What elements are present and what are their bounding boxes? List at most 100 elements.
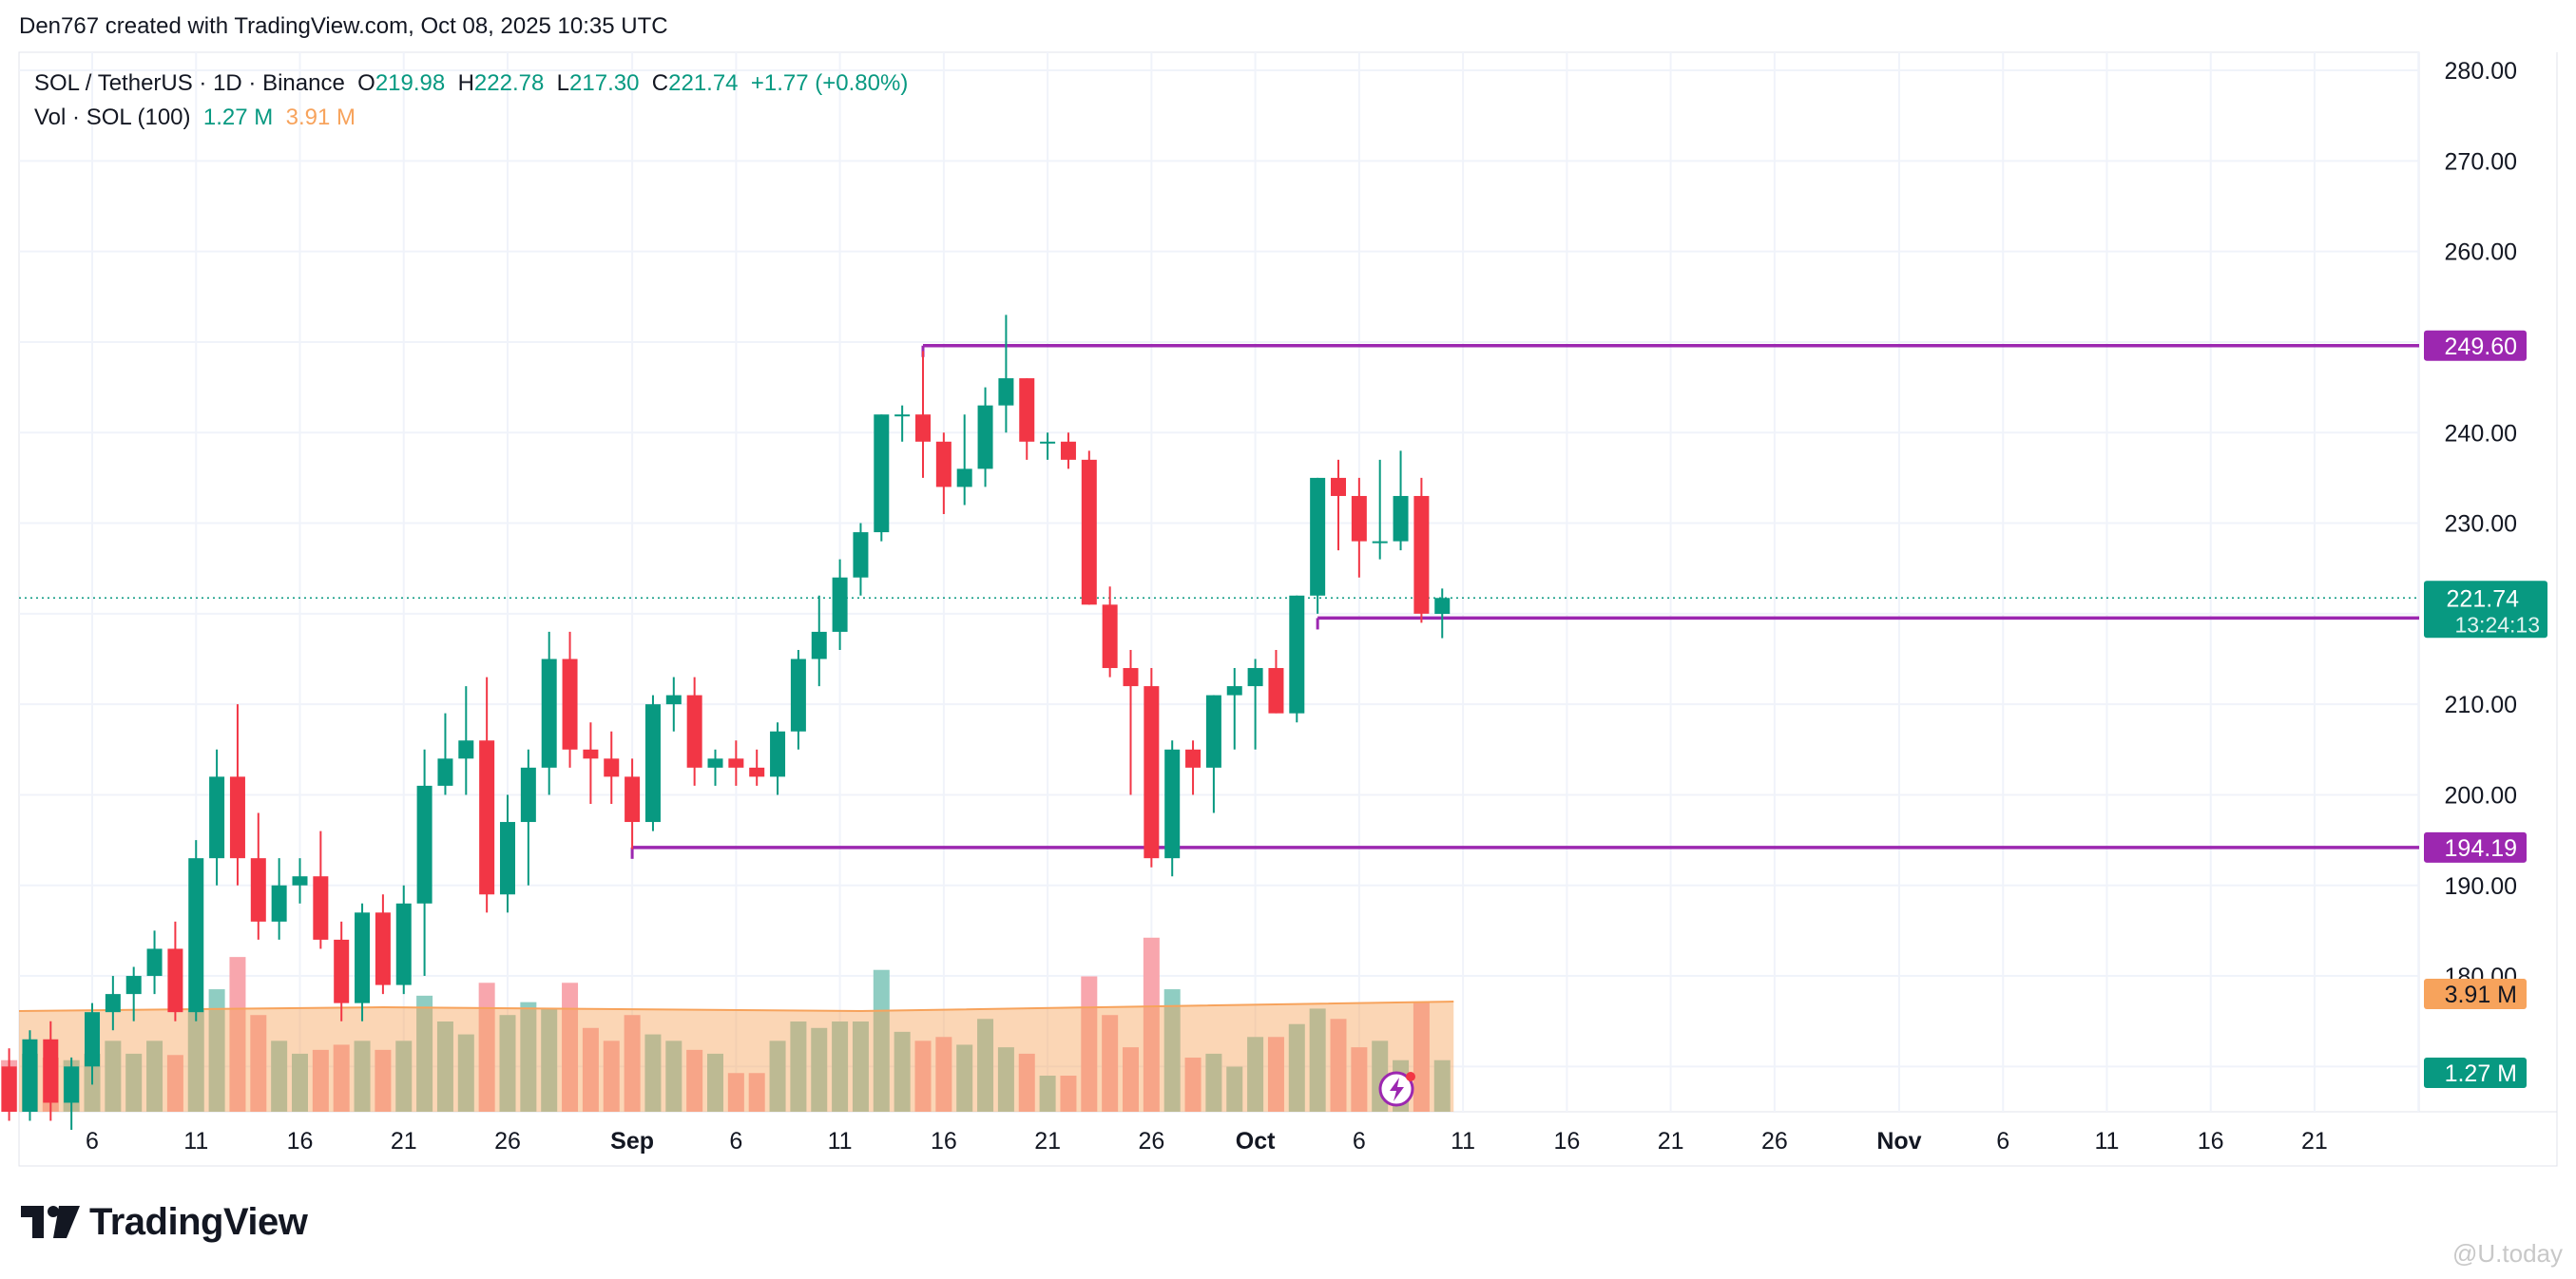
time-tick-label: 26 bbox=[494, 1128, 521, 1155]
source-watermark: @U.today bbox=[2452, 1239, 2563, 1268]
time-tick-label: 26 bbox=[1761, 1128, 1788, 1155]
change-value: +1.77 (+0.80%) bbox=[750, 70, 909, 96]
candle bbox=[271, 858, 287, 940]
volume-bar bbox=[1081, 976, 1098, 1112]
candle-body bbox=[1102, 604, 1118, 669]
candle-body bbox=[43, 1039, 59, 1103]
volume-bar bbox=[644, 1034, 662, 1112]
candle bbox=[770, 722, 786, 795]
time-tick-label: Nov bbox=[1876, 1128, 1921, 1155]
volume-bar bbox=[914, 1040, 932, 1112]
time-tick-label: 11 bbox=[2094, 1128, 2119, 1155]
candle bbox=[1060, 432, 1076, 469]
close-value: 221.74 bbox=[668, 70, 739, 96]
candle bbox=[355, 903, 371, 1021]
candle bbox=[915, 351, 931, 478]
tradingview-logo-icon bbox=[21, 1206, 80, 1238]
candle bbox=[395, 885, 412, 995]
volume-bar bbox=[333, 1044, 350, 1112]
symbol-label[interactable]: SOL / TetherUS · 1D · Binance bbox=[34, 70, 345, 96]
candle bbox=[604, 731, 620, 804]
high-value: 222.78 bbox=[473, 70, 545, 96]
candle bbox=[811, 595, 827, 687]
volume-bar bbox=[1267, 1037, 1284, 1112]
volume-bar bbox=[935, 1037, 952, 1112]
volume-bar bbox=[769, 1040, 786, 1112]
candle-body bbox=[707, 758, 723, 768]
candle bbox=[313, 830, 329, 949]
candle bbox=[188, 840, 204, 1021]
candle bbox=[1, 1048, 17, 1121]
candle-body bbox=[313, 876, 329, 940]
volume-bar bbox=[271, 1040, 288, 1112]
candle-body bbox=[500, 822, 515, 895]
candle-body bbox=[209, 776, 225, 859]
candle bbox=[625, 758, 641, 849]
volume-bar bbox=[852, 1021, 869, 1112]
candle-body bbox=[1019, 378, 1035, 442]
volume-bar bbox=[790, 1021, 807, 1112]
volume-bar bbox=[166, 1055, 183, 1112]
candle bbox=[1289, 595, 1305, 723]
grid-lines bbox=[19, 52, 2420, 1112]
candle bbox=[105, 976, 121, 1031]
candle-body bbox=[894, 414, 911, 417]
time-tick-label: 21 bbox=[2301, 1128, 2328, 1155]
tradingview-logo[interactable]: TradingView bbox=[21, 1199, 308, 1245]
candle bbox=[1040, 432, 1056, 460]
volume-bar bbox=[582, 1027, 599, 1112]
candle-body bbox=[1268, 668, 1284, 714]
volume-bar bbox=[811, 1027, 828, 1112]
tradingview-wordmark: TradingView bbox=[89, 1200, 308, 1243]
volume-bar bbox=[354, 1040, 371, 1112]
level-price-badge bbox=[2424, 831, 2527, 863]
volume-ma-badge bbox=[2424, 979, 2527, 1009]
volume-bar bbox=[187, 1008, 204, 1112]
volume-bar bbox=[727, 1073, 744, 1112]
volume-bar bbox=[208, 989, 225, 1112]
candle bbox=[125, 966, 142, 1021]
lightning-icon-bolt bbox=[1390, 1078, 1404, 1101]
volume-bar bbox=[1039, 1076, 1056, 1112]
time-tick-label: Sep bbox=[610, 1128, 654, 1155]
price-axis: 280.00270.00260.00250.00240.00230.00220.… bbox=[2424, 58, 2547, 1088]
time-tick-label: 21 bbox=[1658, 1128, 1684, 1155]
candle bbox=[665, 677, 682, 732]
candle-body bbox=[1081, 459, 1097, 605]
candle bbox=[1434, 588, 1451, 639]
volume-bar bbox=[1288, 1023, 1305, 1112]
volume-bar bbox=[1143, 937, 1160, 1112]
volume-bar bbox=[832, 1021, 849, 1112]
candle bbox=[935, 432, 952, 515]
volume-label[interactable]: Vol · SOL (100) bbox=[34, 105, 191, 130]
price-tick-label: 240.00 bbox=[2445, 420, 2517, 447]
candle bbox=[1102, 586, 1118, 678]
volume-bar bbox=[1247, 1037, 1264, 1112]
candle-body bbox=[1247, 668, 1263, 687]
volume-bar bbox=[977, 1019, 994, 1112]
lightning-icon[interactable] bbox=[1378, 1071, 1415, 1107]
candle bbox=[437, 713, 453, 795]
candle-body bbox=[437, 758, 453, 786]
time-tick-label: 16 bbox=[287, 1128, 314, 1155]
time-tick-label: 11 bbox=[1451, 1128, 1475, 1155]
volume-bar bbox=[665, 1040, 682, 1112]
candle-body bbox=[1040, 441, 1056, 444]
candle-body bbox=[1123, 668, 1139, 687]
price-tick-label: 230.00 bbox=[2445, 511, 2517, 538]
volume-bar bbox=[1060, 1076, 1077, 1112]
candle-body bbox=[604, 758, 620, 777]
candle-body bbox=[1060, 441, 1076, 460]
volume-bar bbox=[894, 1031, 911, 1112]
candle-body bbox=[790, 659, 806, 732]
candle-body bbox=[1289, 595, 1305, 714]
candle bbox=[832, 559, 848, 650]
volume-legend-row: Vol · SOL (100) 1.27 M 3.91 M bbox=[34, 101, 908, 135]
candle-body bbox=[292, 876, 308, 886]
volume-bar bbox=[1433, 1059, 1451, 1112]
candle bbox=[1393, 450, 1409, 551]
time-tick-label: 11 bbox=[828, 1128, 853, 1155]
candle-body bbox=[1372, 541, 1388, 544]
candle-body bbox=[520, 767, 536, 823]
----
Please return all of the records above line for line, without changing anything, and leave the pictures out of your answer.

What elements are present and what are their bounding boxes? List at most 100 elements.
time-tick-label: 26 bbox=[494, 1128, 521, 1155]
source-watermark: @U.today bbox=[2452, 1239, 2563, 1268]
time-tick-label: 26 bbox=[1761, 1128, 1788, 1155]
change-value: +1.77 (+0.80%) bbox=[750, 70, 909, 96]
candle bbox=[271, 858, 287, 940]
volume-bar bbox=[1081, 976, 1098, 1112]
candle-body bbox=[1102, 604, 1118, 669]
candle-body bbox=[43, 1039, 59, 1103]
volume-bar bbox=[644, 1034, 662, 1112]
candle bbox=[770, 722, 786, 795]
time-tick-label: Nov bbox=[1876, 1128, 1921, 1155]
volume-bar bbox=[914, 1040, 932, 1112]
time-tick-label: 11 bbox=[2094, 1128, 2119, 1155]
candle bbox=[1060, 432, 1076, 469]
close-value: 221.74 bbox=[668, 70, 739, 96]
candle bbox=[355, 903, 371, 1021]
candle bbox=[915, 351, 931, 478]
tradingview-logo-icon bbox=[21, 1206, 80, 1238]
candle bbox=[395, 885, 412, 995]
volume-bar bbox=[333, 1044, 350, 1112]
symbol-label[interactable]: SOL / TetherUS · 1D · Binance bbox=[34, 70, 345, 96]
candle bbox=[604, 731, 620, 804]
high-value: 222.78 bbox=[473, 70, 545, 96]
candle bbox=[811, 595, 827, 687]
volume-bar bbox=[1267, 1037, 1284, 1112]
volume-bar bbox=[935, 1037, 952, 1112]
volume-bar bbox=[769, 1040, 786, 1112]
candle-body bbox=[707, 758, 723, 768]
candle bbox=[313, 830, 329, 949]
candle bbox=[188, 840, 204, 1021]
candle bbox=[1, 1048, 17, 1121]
candle-body bbox=[313, 876, 329, 940]
volume-bar bbox=[271, 1040, 288, 1112]
candle-body bbox=[500, 822, 515, 895]
candle-body bbox=[209, 776, 225, 859]
candle bbox=[625, 758, 641, 849]
volume-bar bbox=[852, 1021, 869, 1112]
candle-body bbox=[1019, 378, 1035, 442]
volume-bar bbox=[790, 1021, 807, 1112]
volume-bar bbox=[166, 1055, 183, 1112]
candle bbox=[1289, 595, 1305, 723]
grid-lines bbox=[19, 52, 2420, 1112]
candle bbox=[105, 976, 121, 1031]
candle-body bbox=[894, 414, 911, 417]
time-tick-label: 21 bbox=[2301, 1128, 2328, 1155]
tradingview-logo[interactable]: TradingView bbox=[21, 1199, 308, 1245]
candle bbox=[1040, 432, 1056, 460]
volume-bar bbox=[582, 1027, 599, 1112]
candle-body bbox=[1268, 668, 1284, 714]
volume-bar bbox=[811, 1027, 828, 1112]
tradingview-wordmark: TradingView bbox=[89, 1200, 308, 1243]
volume-bar bbox=[354, 1040, 371, 1112]
level-price-badge bbox=[2424, 831, 2527, 863]
volume-ma-badge bbox=[2424, 979, 2527, 1009]
volume-bar bbox=[187, 1008, 204, 1112]
volume-bar bbox=[727, 1073, 744, 1112]
volume-bar bbox=[208, 989, 225, 1112]
candle bbox=[125, 966, 142, 1021]
lightning-icon-bolt bbox=[1390, 1078, 1404, 1101]
volume-bar bbox=[1039, 1076, 1056, 1112]
time-tick-label: Sep bbox=[610, 1128, 654, 1155]
price-axis: 280.00270.00260.00250.00240.00230.00220.… bbox=[2424, 58, 2547, 1088]
time-tick-label: 21 bbox=[1658, 1128, 1684, 1155]
candle bbox=[665, 677, 682, 732]
candle-body bbox=[1081, 459, 1097, 605]
candle bbox=[1434, 588, 1451, 639]
volume-bar bbox=[1288, 1023, 1305, 1112]
volume-bar bbox=[1143, 937, 1160, 1112]
volume-bar bbox=[832, 1021, 849, 1112]
candle bbox=[935, 432, 952, 515]
volume-label[interactable]: Vol · SOL (100) bbox=[34, 105, 191, 130]
price-tick-label: 240.00 bbox=[2445, 420, 2517, 447]
candle bbox=[1102, 586, 1118, 678]
volume-bar bbox=[1247, 1037, 1264, 1112]
candle-body bbox=[1247, 668, 1263, 687]
volume-bar bbox=[977, 1019, 994, 1112]
lightning-icon[interactable] bbox=[1378, 1071, 1415, 1107]
candle bbox=[437, 713, 453, 795]
candle-body bbox=[437, 758, 453, 786]
time-tick-label: 16 bbox=[287, 1128, 314, 1155]
time-tick-label: 11 bbox=[1451, 1128, 1475, 1155]
volume-bar bbox=[665, 1040, 682, 1112]
candle-body bbox=[1040, 441, 1056, 444]
candle-body bbox=[1123, 668, 1139, 687]
price-tick-label: 230.00 bbox=[2445, 511, 2517, 538]
volume-bar bbox=[1060, 1076, 1077, 1112]
candle-body bbox=[604, 758, 620, 777]
candle-body bbox=[1060, 441, 1076, 460]
volume-bar bbox=[894, 1031, 911, 1112]
candle-body bbox=[790, 659, 806, 732]
candle-body bbox=[1289, 595, 1305, 714]
candle bbox=[832, 559, 848, 650]
volume-legend-row: Vol · SOL (100) 1.27 M 3.91 M bbox=[34, 101, 908, 135]
candle-body bbox=[292, 876, 308, 886]
volume-bar bbox=[1433, 1059, 1451, 1112]
candle bbox=[1393, 450, 1409, 551]
time-tick-label: 11 bbox=[828, 1128, 853, 1155]
candle-body bbox=[1372, 541, 1388, 544]
candle-body bbox=[520, 767, 536, 823]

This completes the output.